INPUT:
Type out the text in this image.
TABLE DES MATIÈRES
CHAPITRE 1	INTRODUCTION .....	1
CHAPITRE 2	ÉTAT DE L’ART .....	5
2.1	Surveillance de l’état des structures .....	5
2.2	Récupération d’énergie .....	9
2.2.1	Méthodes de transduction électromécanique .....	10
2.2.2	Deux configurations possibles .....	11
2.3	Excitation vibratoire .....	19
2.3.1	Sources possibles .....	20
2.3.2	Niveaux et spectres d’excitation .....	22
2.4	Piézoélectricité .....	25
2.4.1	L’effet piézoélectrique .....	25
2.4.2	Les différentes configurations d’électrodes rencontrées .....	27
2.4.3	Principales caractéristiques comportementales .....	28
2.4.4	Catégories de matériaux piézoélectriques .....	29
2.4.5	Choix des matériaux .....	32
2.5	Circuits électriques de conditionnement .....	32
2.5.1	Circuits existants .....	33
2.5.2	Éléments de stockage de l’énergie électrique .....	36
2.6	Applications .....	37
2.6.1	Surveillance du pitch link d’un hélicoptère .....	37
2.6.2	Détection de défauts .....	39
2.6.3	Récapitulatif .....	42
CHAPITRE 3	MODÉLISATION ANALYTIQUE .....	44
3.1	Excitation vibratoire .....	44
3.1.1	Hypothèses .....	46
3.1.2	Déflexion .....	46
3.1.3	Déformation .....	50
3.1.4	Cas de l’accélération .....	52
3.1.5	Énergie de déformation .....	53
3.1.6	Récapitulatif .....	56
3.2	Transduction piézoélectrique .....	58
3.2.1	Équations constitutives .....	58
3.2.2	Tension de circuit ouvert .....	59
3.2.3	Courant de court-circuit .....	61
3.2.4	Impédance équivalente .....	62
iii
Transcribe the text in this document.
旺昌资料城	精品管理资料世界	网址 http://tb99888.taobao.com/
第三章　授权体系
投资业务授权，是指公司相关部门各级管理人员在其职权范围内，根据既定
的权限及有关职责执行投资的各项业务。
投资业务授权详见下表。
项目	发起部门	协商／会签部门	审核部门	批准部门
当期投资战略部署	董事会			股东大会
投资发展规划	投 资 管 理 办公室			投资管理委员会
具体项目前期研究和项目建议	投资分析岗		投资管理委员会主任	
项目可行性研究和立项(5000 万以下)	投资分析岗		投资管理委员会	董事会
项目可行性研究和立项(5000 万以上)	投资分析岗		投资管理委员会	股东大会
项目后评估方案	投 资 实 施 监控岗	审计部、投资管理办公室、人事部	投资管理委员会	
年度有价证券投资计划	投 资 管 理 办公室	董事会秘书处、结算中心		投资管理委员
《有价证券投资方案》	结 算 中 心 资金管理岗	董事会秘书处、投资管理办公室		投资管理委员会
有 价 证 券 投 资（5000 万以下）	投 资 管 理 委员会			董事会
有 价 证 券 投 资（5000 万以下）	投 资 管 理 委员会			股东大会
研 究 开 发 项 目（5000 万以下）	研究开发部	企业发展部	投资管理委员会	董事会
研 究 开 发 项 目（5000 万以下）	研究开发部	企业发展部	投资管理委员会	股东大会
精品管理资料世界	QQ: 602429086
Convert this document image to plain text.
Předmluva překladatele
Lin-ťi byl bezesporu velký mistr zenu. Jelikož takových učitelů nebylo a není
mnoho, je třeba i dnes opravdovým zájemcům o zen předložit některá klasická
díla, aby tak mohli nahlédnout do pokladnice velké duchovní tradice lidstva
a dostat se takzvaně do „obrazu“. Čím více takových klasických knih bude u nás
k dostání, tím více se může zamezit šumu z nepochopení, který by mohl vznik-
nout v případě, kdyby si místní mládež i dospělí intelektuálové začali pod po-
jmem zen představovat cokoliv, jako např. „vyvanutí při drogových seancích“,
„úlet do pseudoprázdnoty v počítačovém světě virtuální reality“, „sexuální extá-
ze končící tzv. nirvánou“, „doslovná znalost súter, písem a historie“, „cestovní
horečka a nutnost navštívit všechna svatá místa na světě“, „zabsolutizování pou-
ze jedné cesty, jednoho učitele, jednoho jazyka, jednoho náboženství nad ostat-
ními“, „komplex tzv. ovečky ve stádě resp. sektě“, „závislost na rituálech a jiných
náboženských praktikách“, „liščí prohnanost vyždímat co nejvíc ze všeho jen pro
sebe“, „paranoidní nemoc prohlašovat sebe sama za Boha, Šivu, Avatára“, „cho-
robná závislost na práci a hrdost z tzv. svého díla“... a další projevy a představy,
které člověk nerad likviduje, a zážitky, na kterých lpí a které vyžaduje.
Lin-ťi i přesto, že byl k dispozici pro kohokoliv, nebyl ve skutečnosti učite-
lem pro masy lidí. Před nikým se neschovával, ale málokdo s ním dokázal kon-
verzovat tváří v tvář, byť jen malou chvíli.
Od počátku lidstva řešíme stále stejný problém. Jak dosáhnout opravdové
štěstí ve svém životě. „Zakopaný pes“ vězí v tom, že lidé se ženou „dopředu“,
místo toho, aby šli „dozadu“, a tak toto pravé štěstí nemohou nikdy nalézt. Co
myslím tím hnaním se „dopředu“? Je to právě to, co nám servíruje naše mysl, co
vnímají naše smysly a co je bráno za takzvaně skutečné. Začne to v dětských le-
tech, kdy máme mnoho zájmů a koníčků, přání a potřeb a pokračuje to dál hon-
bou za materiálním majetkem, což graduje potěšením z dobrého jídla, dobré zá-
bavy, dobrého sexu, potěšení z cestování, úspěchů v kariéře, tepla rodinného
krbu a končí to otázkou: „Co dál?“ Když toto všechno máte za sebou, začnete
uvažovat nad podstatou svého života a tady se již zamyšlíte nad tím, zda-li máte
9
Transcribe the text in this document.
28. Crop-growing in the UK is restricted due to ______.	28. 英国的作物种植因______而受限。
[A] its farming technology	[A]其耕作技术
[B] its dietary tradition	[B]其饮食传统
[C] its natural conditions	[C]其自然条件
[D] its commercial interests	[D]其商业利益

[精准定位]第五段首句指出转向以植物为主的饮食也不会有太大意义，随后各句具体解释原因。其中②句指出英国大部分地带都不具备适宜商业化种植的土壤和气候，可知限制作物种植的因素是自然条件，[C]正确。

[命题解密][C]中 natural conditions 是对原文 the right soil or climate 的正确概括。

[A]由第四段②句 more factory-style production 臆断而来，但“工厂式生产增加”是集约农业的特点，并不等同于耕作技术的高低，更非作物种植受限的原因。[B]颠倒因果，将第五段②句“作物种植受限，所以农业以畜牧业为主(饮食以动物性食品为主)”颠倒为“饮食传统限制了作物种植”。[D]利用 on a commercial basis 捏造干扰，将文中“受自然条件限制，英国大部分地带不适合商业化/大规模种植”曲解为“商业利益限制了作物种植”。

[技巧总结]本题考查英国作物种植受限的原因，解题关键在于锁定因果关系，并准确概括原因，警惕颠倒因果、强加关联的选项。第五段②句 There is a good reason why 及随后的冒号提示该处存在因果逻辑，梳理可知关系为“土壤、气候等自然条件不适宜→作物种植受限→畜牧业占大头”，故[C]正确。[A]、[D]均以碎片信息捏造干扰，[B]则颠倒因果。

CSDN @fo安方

YOUR OBJECTIVE: Return every line exactly.

RESPONSE:
Type out the text in this image.
TABLE DES MATIÈRES
CHAPITRE 1	INTRODUCTION .....	1
CHAPITRE 2	ÉTAT DE L’ART .....	5
2.1	Surveillance de l’état des structures .....	5
2.2	Récupération d’énergie .....	9
2.2.1	Méthodes de transduction électromécanique .....	10
2.2.2	Deux configurations possibles .....	11
2.3	Excitation vibratoire .....	19
2.3.1	Sources possibles .....	20
2.3.2	Niveaux et spectres d’excitation .....	22
2.4	Piézoélectricité .....	25
2.4.1	L’effet piézoélectrique .....	25
2.4.2	Les différentes configurations d’électrodes rencontrées .....	27
2.4.3	Principales caractéristiques comportementales .....	28
2.4.4	Catégories de matériaux piézoélectriques .....	29
2.4.5	Choix des matériaux .....	32
2.5	Circuits électriques de conditionnement .....	32
2.5.1	Circuits existants .....	33
2.5.2	Éléments de stockage de l’énergie électrique .....	36
2.6	Applications .....	37
2.6.1	Surveillance du pitch link d’un hélicoptère .....	37
2.6.2	Détection de défauts .....	39
2.6.3	Récapitulatif .....	42
CHAPITRE 3	MODÉLISATION ANALYTIQUE .....	44
3.1	Excitation vibratoire .....	44
3.1.1	Hypothèses .....	46
3.1.2	Déflexion .....	46
3.1.3	Déformation .....	50
3.1.4	Cas de l’accélération .....	52
3.1.5	Énergie de déformation .....	53
3.1.6	Récapitulatif .....	56
3.2	Transduction piézoélectrique .....	58
3.2.1	Équations constitutives .....	58
3.2.2	Tension de circuit ouvert .....	59
3.2.3	Courant de court-circuit .....	61
3.2.4	Impédance équivalente .....	62
iii
Transcribe the text in this document.
旺昌资料城	精品管理资料世界	网址 http://tb99888.taobao.com/
第三章　授权体系
投资业务授权，是指公司相关部门各级管理人员在其职权范围内，根据既定
的权限及有关职责执行投资的各项业务。
投资业务授权详见下表。
项目	发起部门	协商／会签部门	审核部门	批准部门
当期投资战略部署	董事会			股东大会
投资发展规划	投 资 管 理 办公室			投资管理委员会
具体项目前期研究和项目建议	投资分析岗		投资管理委员会主任	
项目可行性研究和立项(5000 万以下)	投资分析岗		投资管理委员会	董事会
项目可行性研究和立项(5000 万以上)	投资分析岗		投资管理委员会	股东大会
项目后评估方案	投 资 实 施 监控岗	审计部、投资管理办公室、人事部	投资管理委员会	
年度有价证券投资计划	投 资 管 理 办公室	董事会秘书处、结算中心		投资管理委员
《有价证券投资方案》	结 算 中 心 资金管理岗	董事会秘书处、投资管理办公室		投资管理委员会
有 价 证 券 投 资（5000 万以下）	投 资 管 理 委员会			董事会
有 价 证 券 投 资（5000 万以下）	投 资 管 理 委员会			股东大会
研 究 开 发 项 目（5000 万以下）	研究开发部	企业发展部	投资管理委员会	董事会
研 究 开 发 项 目（5000 万以下）	研究开发部	企业发展部	投资管理委员会	股东大会
精品管理资料世界	QQ: 602429086
Convert this document image to plain text.
Předmluva překladatele
Lin-ťi byl bezesporu velký mistr zenu. Jelikož takových učitelů nebylo a není
mnoho, je třeba i dnes opravdovým zájemcům o zen předložit některá klasická
díla, aby tak mohli nahlédnout do pokladnice velké duchovní tradice lidstva
a dostat se takzvaně do „obrazu“. Čím více takových klasických knih bude u nás
k dostání, tím více se může zamezit šumu z nepochopení, který by mohl vznik-
nout v případě, kdyby si místní mládež i dospělí intelektuálové začali pod po-
jmem zen představovat cokoliv, jako např. „vyvanutí při drogových seancích“,
„úlet do pseudoprázdnoty v počítačovém světě virtuální reality“, „sexuální extá-
ze končící tzv. nirvánou“, „doslovná znalost súter, písem a historie“, „cestovní
horečka a nutnost navštívit všechna svatá místa na světě“, „zabsolutizování pou-
ze jedné cesty, jednoho učitele, jednoho jazyka, jednoho náboženství nad ostat-
ními“, „komplex tzv. ovečky ve stádě resp. sektě“, „závislost na rituálech a jiných
náboženských praktikách“, „liščí prohnanost vyždímat co nejvíc ze všeho jen pro
sebe“, „paranoidní nemoc prohlašovat sebe sama za Boha, Šivu, Avatára“, „cho-
robná závislost na práci a hrdost z tzv. svého díla“... a další projevy a představy,
které člověk nerad likviduje, a zážitky, na kterých lpí a které vyžaduje.
Lin-ťi i přesto, že byl k dispozici pro kohokoliv, nebyl ve skutečnosti učite-
lem pro masy lidí. Před nikým se neschovával, ale málokdo s ním dokázal kon-
verzovat tváří v tvář, byť jen malou chvíli.
Od počátku lidstva řešíme stále stejný problém. Jak dosáhnout opravdové
štěstí ve svém životě. „Zakopaný pes“ vězí v tom, že lidé se ženou „dopředu“,
místo toho, aby šli „dozadu“, a tak toto pravé štěstí nemohou nikdy nalézt. Co
myslím tím hnaním se „dopředu“? Je to právě to, co nám servíruje naše mysl, co
vnímají naše smysly a co je bráno za takzvaně skutečné. Začne to v dětských le-
tech, kdy máme mnoho zájmů a koníčků, přání a potřeb a pokračuje to dál hon-
bou za materiálním majetkem, což graduje potěšením z dobrého jídla, dobré zá-
bavy, dobrého sexu, potěšení z cestování, úspěchů v kariéře, tepla rodinného
krbu a končí to otázkou: „Co dál?“ Když toto všechno máte za sebou, začnete
uvažovat nad podstatou svého života a tady se již zamyšlíte nad tím, zda-li máte
9
Transcribe the text in this document.
28. Crop-growing in the UK is restricted due to ______.	28. 英国的作物种植因______而受限。
[A] its farming technology	[A]其耕作技术
[B] its dietary tradition	[B]其饮食传统
[C] its natural conditions	[C]其自然条件
[D] its commercial interests	[D]其商业利益

[精准定位]第五段首句指出转向以植物为主的饮食也不会有太大意义，随后各句具体解释原因。其中②句指出英国大部分地带都不具备适宜商业化种植的土壤和气候，可知限制作物种植的因素是自然条件，[C]正确。

[命题解密][C]中 natural conditions 是对原文 the right soil or climate 的正确概括。

[A]由第四段②句 more factory-style production 臆断而来，但“工厂式生产增加”是集约农业的特点，并不等同于耕作技术的高低，更非作物种植受限的原因。[B]颠倒因果，将第五段②句“作物种植受限，所以农业以畜牧业为主(饮食以动物性食品为主)”颠倒为“饮食传统限制了作物种植”。[D]利用 on a commercial basis 捏造干扰，将文中“受自然条件限制，英国大部分地带不适合商业化/大规模种植”曲解为“商业利益限制了作物种植”。

[技巧总结]本题考查英国作物种植受限的原因，解题关键在于锁定因果关系，并准确概括原因，警惕颠倒因果、强加关联的选项。第五段②句 There is a good reason why 及随后的冒号提示该处存在因果逻辑，梳理可知关系为“土壤、气候等自然条件不适宜→作物种植受限→畜牧业占大头”，故[C]正确。[A]、[D]均以碎片信息捏造干扰，[B]则颠倒因果。

CSDN @fo安方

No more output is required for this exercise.